— DATASET EXCERPTS —
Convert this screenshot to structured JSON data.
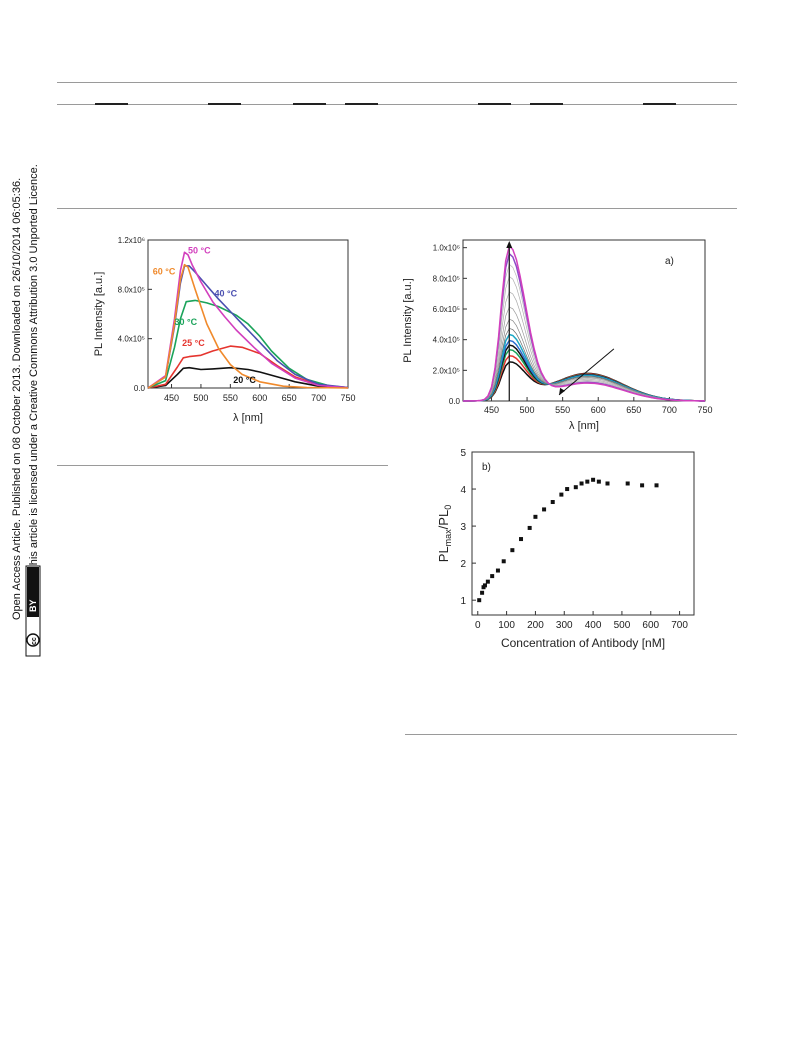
{
  "sidebar": {
    "line1": "Open Access Article. Published on 08 October 2013. Downloaded on 26/10/2014 06:05:36.",
    "line2": "This article is licensed under a Creative Commons Attribution 3.0 Unported Licence.",
    "license_badge": "BY",
    "cc_badge": "cc"
  },
  "chart_data": [
    {
      "type": "line",
      "xlabel": "λ [nm]",
      "ylabel": "PL Intensity [a.u.]",
      "xlim": [
        410,
        750
      ],
      "ylim": [
        0,
        1200000
      ],
      "xticks": [
        "450",
        "500",
        "550",
        "600",
        "650",
        "700",
        "750"
      ],
      "yticks": [
        "0.0",
        "4.0x10⁵",
        "8.0x10⁵",
        "1.2x10⁶"
      ],
      "series": [
        {
          "name": "20 °C",
          "color": "#111111",
          "x": [
            410,
            440,
            460,
            470,
            480,
            500,
            520,
            550,
            580,
            600,
            630,
            660,
            700,
            750
          ],
          "y": [
            0,
            20000,
            110000,
            160000,
            165000,
            150000,
            155000,
            165000,
            150000,
            130000,
            90000,
            50000,
            15000,
            2000
          ]
        },
        {
          "name": "25 °C",
          "color": "#e5352f",
          "x": [
            410,
            440,
            460,
            470,
            480,
            500,
            520,
            550,
            570,
            600,
            630,
            660,
            700,
            750
          ],
          "y": [
            0,
            30000,
            170000,
            245000,
            255000,
            265000,
            300000,
            340000,
            330000,
            280000,
            180000,
            90000,
            25000,
            3000
          ]
        },
        {
          "name": "30 °C",
          "color": "#1aa35a",
          "x": [
            410,
            440,
            455,
            465,
            475,
            490,
            510,
            530,
            560,
            580,
            600,
            620,
            650,
            680,
            720,
            750
          ],
          "y": [
            0,
            60000,
            330000,
            560000,
            700000,
            710000,
            690000,
            660000,
            590000,
            520000,
            420000,
            300000,
            160000,
            70000,
            15000,
            3000
          ]
        },
        {
          "name": "40 °C",
          "color": "#4a4fb0",
          "x": [
            410,
            440,
            455,
            465,
            472,
            480,
            490,
            510,
            530,
            550,
            570,
            600,
            630,
            660,
            700,
            750
          ],
          "y": [
            0,
            90000,
            500000,
            850000,
            990000,
            990000,
            940000,
            830000,
            720000,
            620000,
            520000,
            370000,
            220000,
            110000,
            30000,
            3000
          ]
        },
        {
          "name": "50 °C",
          "color": "#d23fbd",
          "x": [
            410,
            440,
            455,
            465,
            472,
            478,
            485,
            500,
            520,
            540,
            560,
            590,
            620,
            660,
            700,
            750
          ],
          "y": [
            0,
            100000,
            560000,
            950000,
            1100000,
            1080000,
            1000000,
            860000,
            700000,
            580000,
            470000,
            330000,
            200000,
            80000,
            20000,
            2000
          ]
        },
        {
          "name": "60 °C",
          "color": "#f08a2c",
          "x": [
            410,
            440,
            455,
            465,
            472,
            478,
            490,
            510,
            530,
            550,
            570,
            600,
            640,
            680,
            750
          ],
          "y": [
            0,
            90000,
            520000,
            880000,
            1000000,
            980000,
            800000,
            520000,
            320000,
            190000,
            110000,
            50000,
            15000,
            4000,
            0
          ]
        }
      ]
    },
    {
      "type": "line",
      "panel_label": "a)",
      "xlabel": "λ [nm]",
      "ylabel": "PL Intensity [a.u.]",
      "xlim": [
        410,
        750
      ],
      "ylim": [
        0,
        1050000
      ],
      "xticks": [
        "450",
        "500",
        "550",
        "600",
        "650",
        "700",
        "750"
      ],
      "yticks": [
        "0.0",
        "2.0x10⁵",
        "4.0x10⁵",
        "6.0x10⁵",
        "8.0x10⁵",
        "1.0x10⁶"
      ],
      "peaks": [
        240000,
        280000,
        320000,
        350000,
        380000,
        420000,
        460000,
        520000,
        600000,
        700000,
        800000,
        880000,
        950000,
        1000000
      ],
      "colors": [
        "#111111",
        "#e5352f",
        "#1aa35a",
        "#111111",
        "#2f6fd0",
        "#1aa6c4",
        "#6a6a6a",
        "#888888",
        "#999999",
        "#aaaaaa",
        "#b0b0b0",
        "#b8b8b8",
        "#8d4bc7",
        "#d23fbd"
      ]
    },
    {
      "type": "scatter",
      "panel_label": "b)",
      "xlabel": "Concentration of Antibody [nM]",
      "ylabel_main": "PL",
      "ylabel_sub1": "max",
      "ylabel_slash": "/PL",
      "ylabel_sub2": "0",
      "xlim": [
        -20,
        750
      ],
      "ylim": [
        0.6,
        5
      ],
      "xticks": [
        "0",
        "100",
        "200",
        "300",
        "400",
        "500",
        "600",
        "700"
      ],
      "yticks": [
        "1",
        "2",
        "3",
        "4",
        "5"
      ],
      "x": [
        5,
        15,
        20,
        25,
        35,
        50,
        70,
        90,
        120,
        150,
        180,
        200,
        230,
        260,
        290,
        310,
        340,
        360,
        380,
        400,
        420,
        450,
        520,
        570,
        620
      ],
      "y": [
        1.0,
        1.2,
        1.35,
        1.4,
        1.5,
        1.65,
        1.8,
        2.05,
        2.35,
        2.65,
        2.95,
        3.25,
        3.45,
        3.65,
        3.85,
        4.0,
        4.05,
        4.15,
        4.2,
        4.25,
        4.2,
        4.15,
        4.15,
        4.1,
        4.1
      ]
    }
  ]
}
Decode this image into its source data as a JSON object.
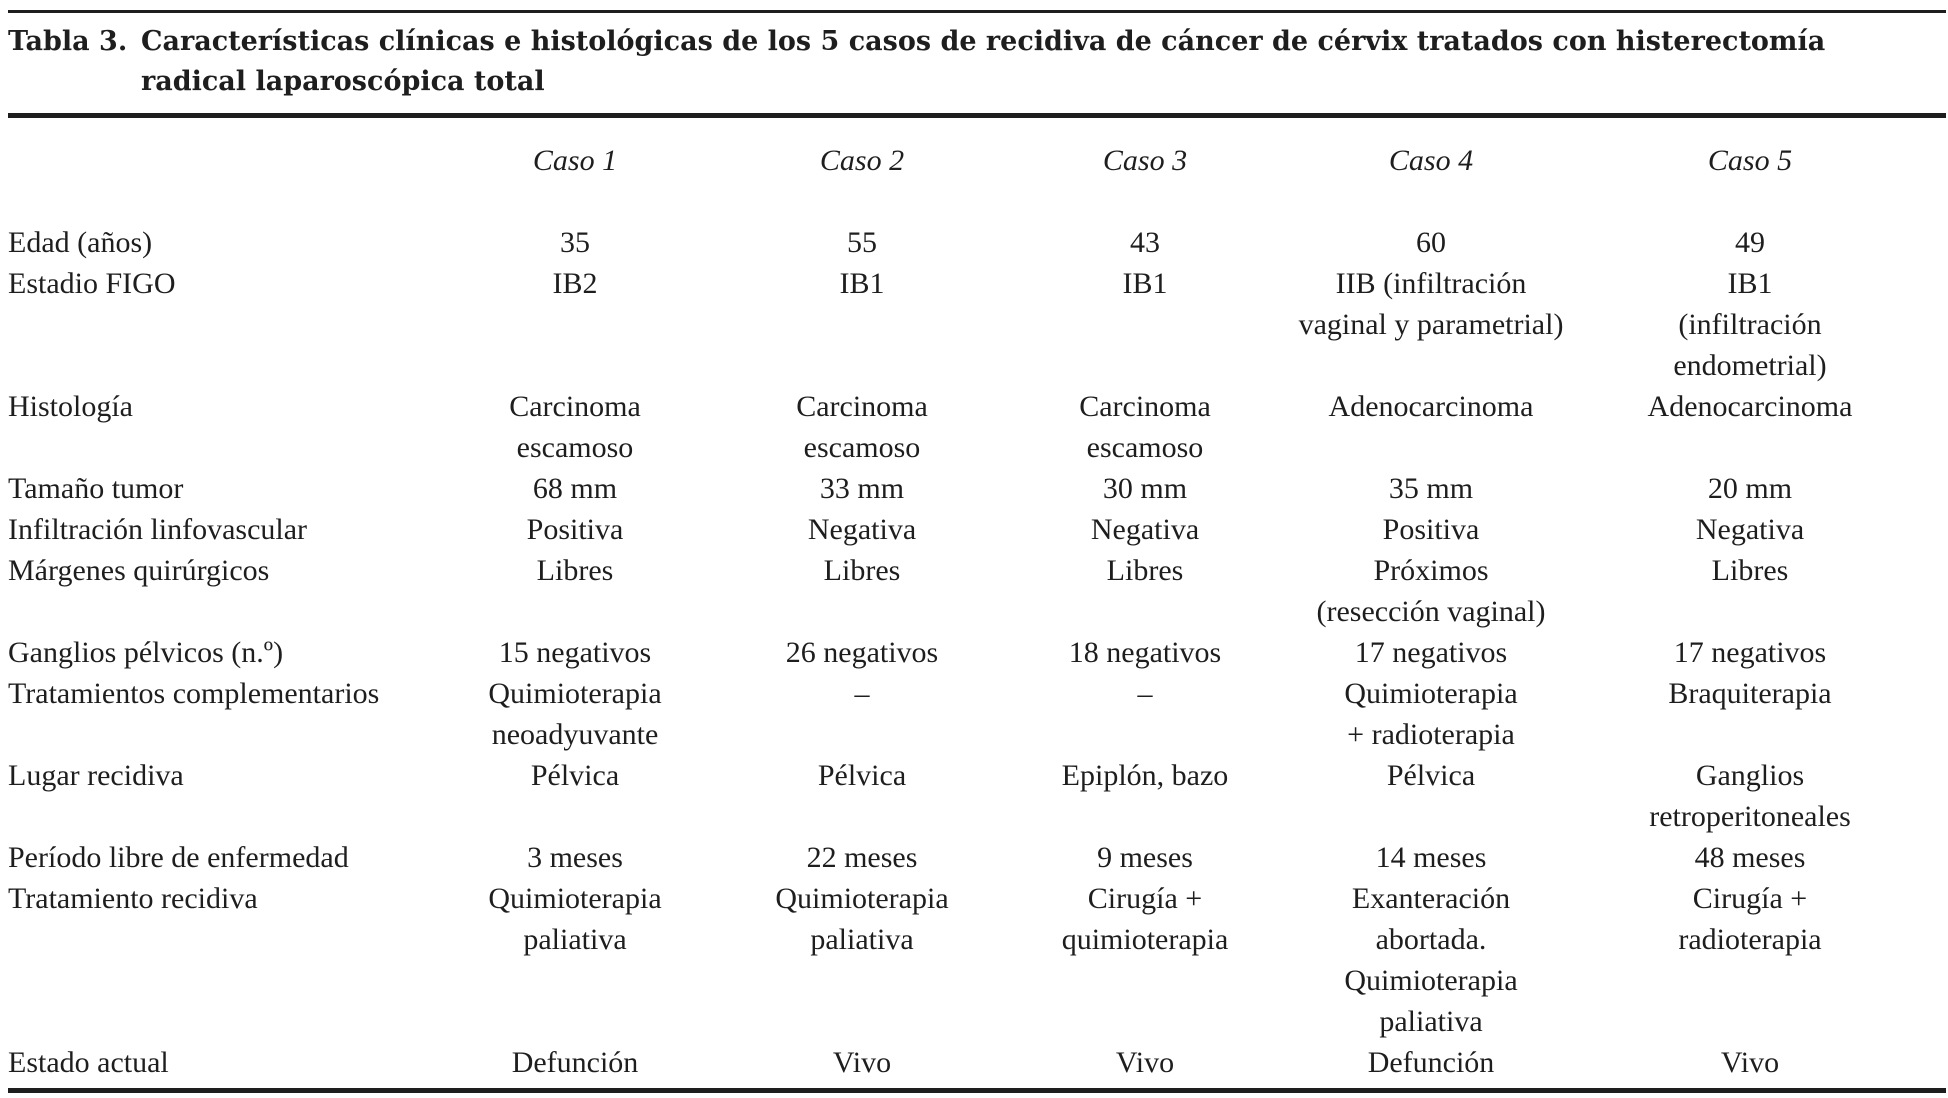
{
  "caption": {
    "label": "Tabla 3.",
    "line1": "Características clínicas e histológicas de los 5 casos de recidiva de cáncer de cérvix tratados con histerectomía",
    "line2": "radical laparoscópica total"
  },
  "columns": [
    "Caso 1",
    "Caso 2",
    "Caso 3",
    "Caso 4",
    "Caso 5"
  ],
  "rows": [
    {
      "label": "Edad (años)",
      "cells": [
        [
          "35"
        ],
        [
          "55"
        ],
        [
          "43"
        ],
        [
          "60"
        ],
        [
          "49"
        ]
      ]
    },
    {
      "label": "Estadio FIGO",
      "cells": [
        [
          "IB2"
        ],
        [
          "IB1"
        ],
        [
          "IB1"
        ],
        [
          "IIB (infiltración",
          "vaginal y parametrial)"
        ],
        [
          "IB1",
          "(infiltración",
          "endometrial)"
        ]
      ]
    },
    {
      "label": "Histología",
      "cells": [
        [
          "Carcinoma",
          "escamoso"
        ],
        [
          "Carcinoma",
          "escamoso"
        ],
        [
          "Carcinoma",
          "escamoso"
        ],
        [
          "Adenocarcinoma"
        ],
        [
          "Adenocarcinoma"
        ]
      ]
    },
    {
      "label": "Tamaño tumor",
      "cells": [
        [
          "68 mm"
        ],
        [
          "33 mm"
        ],
        [
          "30 mm"
        ],
        [
          "35 mm"
        ],
        [
          "20 mm"
        ]
      ]
    },
    {
      "label": "Infiltración linfovascular",
      "cells": [
        [
          "Positiva"
        ],
        [
          "Negativa"
        ],
        [
          "Negativa"
        ],
        [
          "Positiva"
        ],
        [
          "Negativa"
        ]
      ]
    },
    {
      "label": "Márgenes quirúrgicos",
      "cells": [
        [
          "Libres"
        ],
        [
          "Libres"
        ],
        [
          "Libres"
        ],
        [
          "Próximos",
          "(resección vaginal)"
        ],
        [
          "Libres"
        ]
      ]
    },
    {
      "label": "Ganglios pélvicos (n.º)",
      "cells": [
        [
          "15 negativos"
        ],
        [
          "26 negativos"
        ],
        [
          "18 negativos"
        ],
        [
          "17 negativos"
        ],
        [
          "17 negativos"
        ]
      ]
    },
    {
      "label": "Tratamientos complementarios",
      "cells": [
        [
          "Quimioterapia",
          "neoadyuvante"
        ],
        [
          "–"
        ],
        [
          "–"
        ],
        [
          "Quimioterapia",
          "+ radioterapia"
        ],
        [
          "Braquiterapia"
        ]
      ]
    },
    {
      "label": "Lugar recidiva",
      "cells": [
        [
          "Pélvica"
        ],
        [
          "Pélvica"
        ],
        [
          "Epiplón, bazo"
        ],
        [
          "Pélvica"
        ],
        [
          "Ganglios",
          "retroperitoneales"
        ]
      ]
    },
    {
      "label": "Período libre de enfermedad",
      "cells": [
        [
          "3 meses"
        ],
        [
          "22 meses"
        ],
        [
          "9 meses"
        ],
        [
          "14 meses"
        ],
        [
          "48 meses"
        ]
      ]
    },
    {
      "label": "Tratamiento recidiva",
      "cells": [
        [
          "Quimioterapia",
          "paliativa"
        ],
        [
          "Quimioterapia",
          "paliativa"
        ],
        [
          "Cirugía +",
          "quimioterapia"
        ],
        [
          "Exanteración",
          "abortada.",
          "Quimioterapia",
          "paliativa"
        ],
        [
          "Cirugía +",
          "radioterapia"
        ]
      ]
    },
    {
      "label": "Estado actual",
      "cells": [
        [
          "Defunción"
        ],
        [
          "Vivo"
        ],
        [
          "Vivo"
        ],
        [
          "Defunción"
        ],
        [
          "Vivo"
        ]
      ]
    }
  ]
}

— TASK PROMPT —
Using the data above, establish how many lines include the word "vaginal"; the reply is that number only.

— RESPONSE —
2